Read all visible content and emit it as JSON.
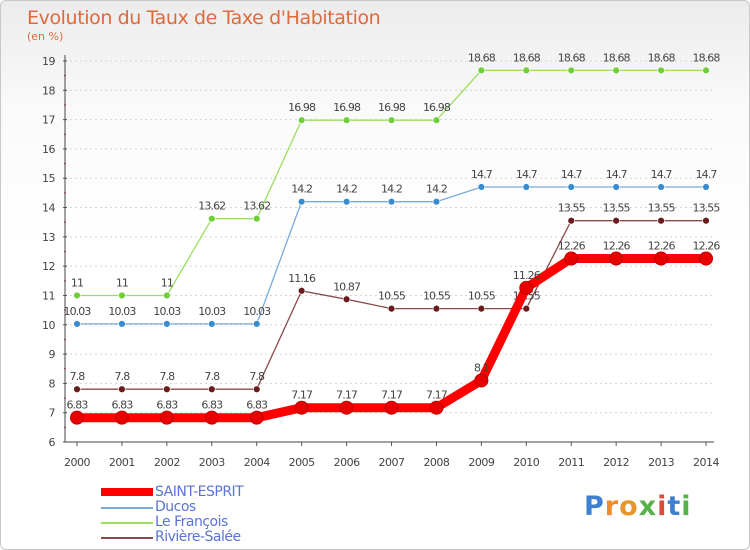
{
  "header": {
    "title": "Evolution du Taux de Taxe d'Habitation",
    "subtitle": "(en %)"
  },
  "logo": {
    "text": "Proxiti",
    "letter_colors": [
      "#3f7fd0",
      "#f08a2a",
      "#e8962b",
      "#59b14c",
      "#d94b3c",
      "#3f7fd0",
      "#59b14c"
    ]
  },
  "chart_data": {
    "type": "line",
    "title": "Evolution du Taux de Taxe d'Habitation",
    "ylabel": "(en %)",
    "xlabel": "",
    "x": [
      "2000",
      "2001",
      "2002",
      "2003",
      "2004",
      "2005",
      "2006",
      "2007",
      "2008",
      "2009",
      "2010",
      "2011",
      "2012",
      "2013",
      "2014"
    ],
    "ylim": [
      6,
      19
    ],
    "y_ticks": [
      6,
      7,
      8,
      9,
      10,
      11,
      12,
      13,
      14,
      15,
      16,
      17,
      18,
      19
    ],
    "grid": "horizontal",
    "legend_placement": "bottom-left",
    "series": [
      {
        "name": "Le François",
        "color": "#99e060",
        "marker_color": "#6fce3a",
        "values": [
          11,
          11,
          11,
          13.62,
          13.62,
          16.98,
          16.98,
          16.98,
          16.98,
          18.68,
          18.68,
          18.68,
          18.68,
          18.68,
          18.68
        ],
        "labels": [
          "11",
          "11",
          "11",
          "13.62",
          "13.62",
          "16.98",
          "16.98",
          "16.98",
          "16.98",
          "18.68",
          "18.68",
          "18.68",
          "18.68",
          "18.68",
          "18.68"
        ]
      },
      {
        "name": "Ducos",
        "color": "#7aaad8",
        "marker_color": "#3a8ad0",
        "values": [
          10.03,
          10.03,
          10.03,
          10.03,
          10.03,
          14.2,
          14.2,
          14.2,
          14.2,
          14.7,
          14.7,
          14.7,
          14.7,
          14.7,
          14.7
        ],
        "labels": [
          "10.03",
          "10.03",
          "10.03",
          "10.03",
          "10.03",
          "14.2",
          "14.2",
          "14.2",
          "14.2",
          "14.7",
          "14.7",
          "14.7",
          "14.7",
          "14.7",
          "14.7"
        ]
      },
      {
        "name": "Rivière-Salée",
        "color": "#8a4a4a",
        "marker_color": "#6a1c1c",
        "values": [
          7.8,
          7.8,
          7.8,
          7.8,
          7.8,
          11.16,
          10.87,
          10.55,
          10.55,
          10.55,
          10.55,
          13.55,
          13.55,
          13.55,
          13.55
        ],
        "labels": [
          "7.8",
          "7.8",
          "7.8",
          "7.8",
          "7.8",
          "11.16",
          "10.87",
          "10.55",
          "10.55",
          "10.55",
          "10.55",
          "13.55",
          "13.55",
          "13.55",
          "13.55"
        ]
      },
      {
        "name": "SAINT-ESPRIT",
        "color": "#ff0000",
        "marker_color": "#e80000",
        "highlight": true,
        "values": [
          6.83,
          6.83,
          6.83,
          6.83,
          6.83,
          7.17,
          7.17,
          7.17,
          7.17,
          8.1,
          11.26,
          12.26,
          12.26,
          12.26,
          12.26
        ],
        "labels": [
          "6.83",
          "6.83",
          "6.83",
          "6.83",
          "6.83",
          "7.17",
          "7.17",
          "7.17",
          "7.17",
          "8.1",
          "11.26",
          "12.26",
          "12.26",
          "12.26",
          "12.26"
        ]
      }
    ]
  },
  "legend": {
    "items": [
      {
        "label": "SAINT-ESPRIT",
        "color": "#ff0000",
        "thick": true
      },
      {
        "label": "Ducos",
        "color": "#7aaad8",
        "thick": false
      },
      {
        "label": "Le François",
        "color": "#99e060",
        "thick": false
      },
      {
        "label": "Rivière-Salée",
        "color": "#8a4a4a",
        "thick": false
      }
    ]
  }
}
++++++++++
▸ The problem
The material above must be printed exactly, with its pictures left out.

▸ Worked answer
Read all visible content and emit it as JSON.
{
  "header": {
    "title": "Evolution du Taux de Taxe d'Habitation",
    "subtitle": "(en %)"
  },
  "logo": {
    "text": "Proxiti",
    "letter_colors": [
      "#3f7fd0",
      "#f08a2a",
      "#e8962b",
      "#59b14c",
      "#d94b3c",
      "#3f7fd0",
      "#59b14c"
    ]
  },
  "chart_data": {
    "type": "line",
    "title": "Evolution du Taux de Taxe d'Habitation",
    "ylabel": "(en %)",
    "xlabel": "",
    "x": [
      "2000",
      "2001",
      "2002",
      "2003",
      "2004",
      "2005",
      "2006",
      "2007",
      "2008",
      "2009",
      "2010",
      "2011",
      "2012",
      "2013",
      "2014"
    ],
    "ylim": [
      6,
      19
    ],
    "y_ticks": [
      6,
      7,
      8,
      9,
      10,
      11,
      12,
      13,
      14,
      15,
      16,
      17,
      18,
      19
    ],
    "grid": "horizontal",
    "legend_placement": "bottom-left",
    "series": [
      {
        "name": "Le François",
        "color": "#99e060",
        "marker_color": "#6fce3a",
        "values": [
          11,
          11,
          11,
          13.62,
          13.62,
          16.98,
          16.98,
          16.98,
          16.98,
          18.68,
          18.68,
          18.68,
          18.68,
          18.68,
          18.68
        ],
        "labels": [
          "11",
          "11",
          "11",
          "13.62",
          "13.62",
          "16.98",
          "16.98",
          "16.98",
          "16.98",
          "18.68",
          "18.68",
          "18.68",
          "18.68",
          "18.68",
          "18.68"
        ]
      },
      {
        "name": "Ducos",
        "color": "#7aaad8",
        "marker_color": "#3a8ad0",
        "values": [
          10.03,
          10.03,
          10.03,
          10.03,
          10.03,
          14.2,
          14.2,
          14.2,
          14.2,
          14.7,
          14.7,
          14.7,
          14.7,
          14.7,
          14.7
        ],
        "labels": [
          "10.03",
          "10.03",
          "10.03",
          "10.03",
          "10.03",
          "14.2",
          "14.2",
          "14.2",
          "14.2",
          "14.7",
          "14.7",
          "14.7",
          "14.7",
          "14.7",
          "14.7"
        ]
      },
      {
        "name": "Rivière-Salée",
        "color": "#8a4a4a",
        "marker_color": "#6a1c1c",
        "values": [
          7.8,
          7.8,
          7.8,
          7.8,
          7.8,
          11.16,
          10.87,
          10.55,
          10.55,
          10.55,
          10.55,
          13.55,
          13.55,
          13.55,
          13.55
        ],
        "labels": [
          "7.8",
          "7.8",
          "7.8",
          "7.8",
          "7.8",
          "11.16",
          "10.87",
          "10.55",
          "10.55",
          "10.55",
          "10.55",
          "13.55",
          "13.55",
          "13.55",
          "13.55"
        ]
      },
      {
        "name": "SAINT-ESPRIT",
        "color": "#ff0000",
        "marker_color": "#e80000",
        "highlight": true,
        "values": [
          6.83,
          6.83,
          6.83,
          6.83,
          6.83,
          7.17,
          7.17,
          7.17,
          7.17,
          8.1,
          11.26,
          12.26,
          12.26,
          12.26,
          12.26
        ],
        "labels": [
          "6.83",
          "6.83",
          "6.83",
          "6.83",
          "6.83",
          "7.17",
          "7.17",
          "7.17",
          "7.17",
          "8.1",
          "11.26",
          "12.26",
          "12.26",
          "12.26",
          "12.26"
        ]
      }
    ]
  },
  "legend": {
    "items": [
      {
        "label": "SAINT-ESPRIT",
        "color": "#ff0000",
        "thick": true
      },
      {
        "label": "Ducos",
        "color": "#7aaad8",
        "thick": false
      },
      {
        "label": "Le François",
        "color": "#99e060",
        "thick": false
      },
      {
        "label": "Rivière-Salée",
        "color": "#8a4a4a",
        "thick": false
      }
    ]
  }
}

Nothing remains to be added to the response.